EXERCISE OBJECTIVE = Which lines hold the word "difusa"? Copy each one.

[Saved entries]
■ ■ ■ ■

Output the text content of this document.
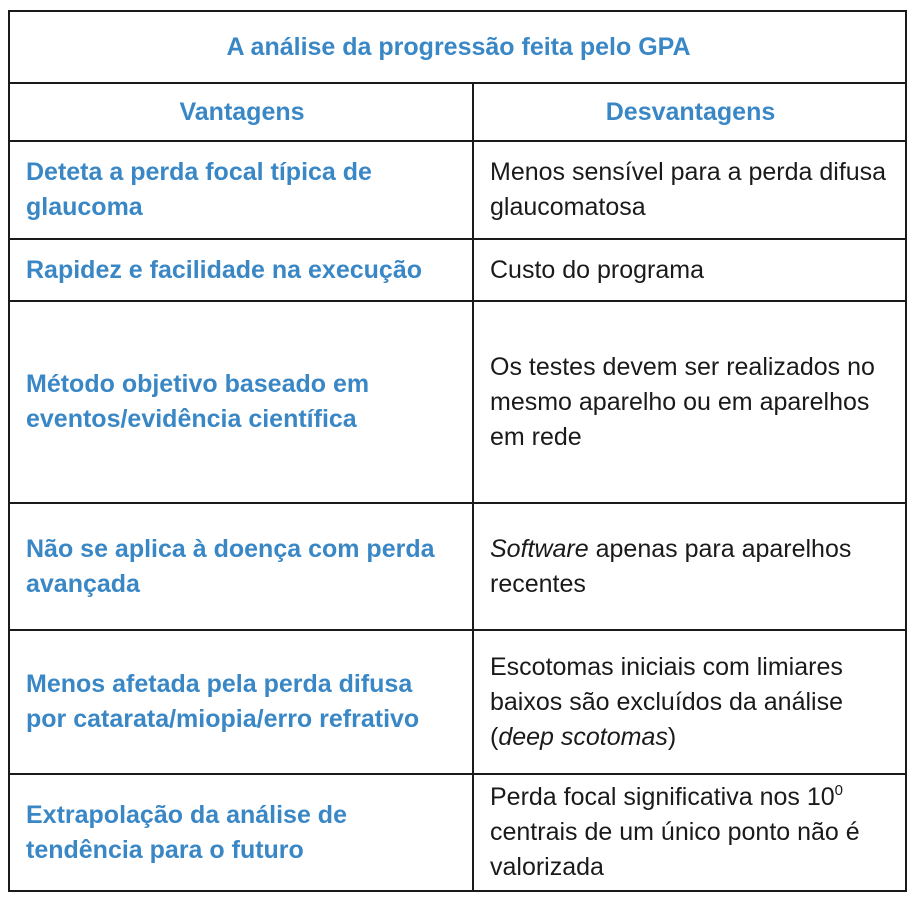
A análise da progressão feita pelo GPA	
Vantagens	Desvantagens
Deteta a perda focal típica de glaucoma	Menos sensível para a perda difusa glaucomatosa
Rapidez e facilidade na execução	Custo do programa
Método objetivo baseado em eventos/evidência científica	Os testes devem ser realizados no mesmo aparelho ou em aparelhos em rede
Não se aplica à doença com perda avançada	Software apenas para aparelhos recentes
Menos afetada pela perda difusa por catarata/miopia/erro refrativo	Escotomas iniciais com limiares baixos são excluídos da análise (deep scotomas)
Extrapolação da análise de tendência para o futuro	Perda focal significativa nos $10^0$ centrais de um único ponto não é valorizada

■ ■ ■ ■

SOLUTION TO THIS TASK =
Deteta a perda focal típica de glaucoma	Menos sensível para a perda difusa glaucomatosa
Menos afetada pela perda difusa por catarata/miopia/erro refrativo	Escotomas iniciais com limiares baixos são excluídos da análise (deep scotomas)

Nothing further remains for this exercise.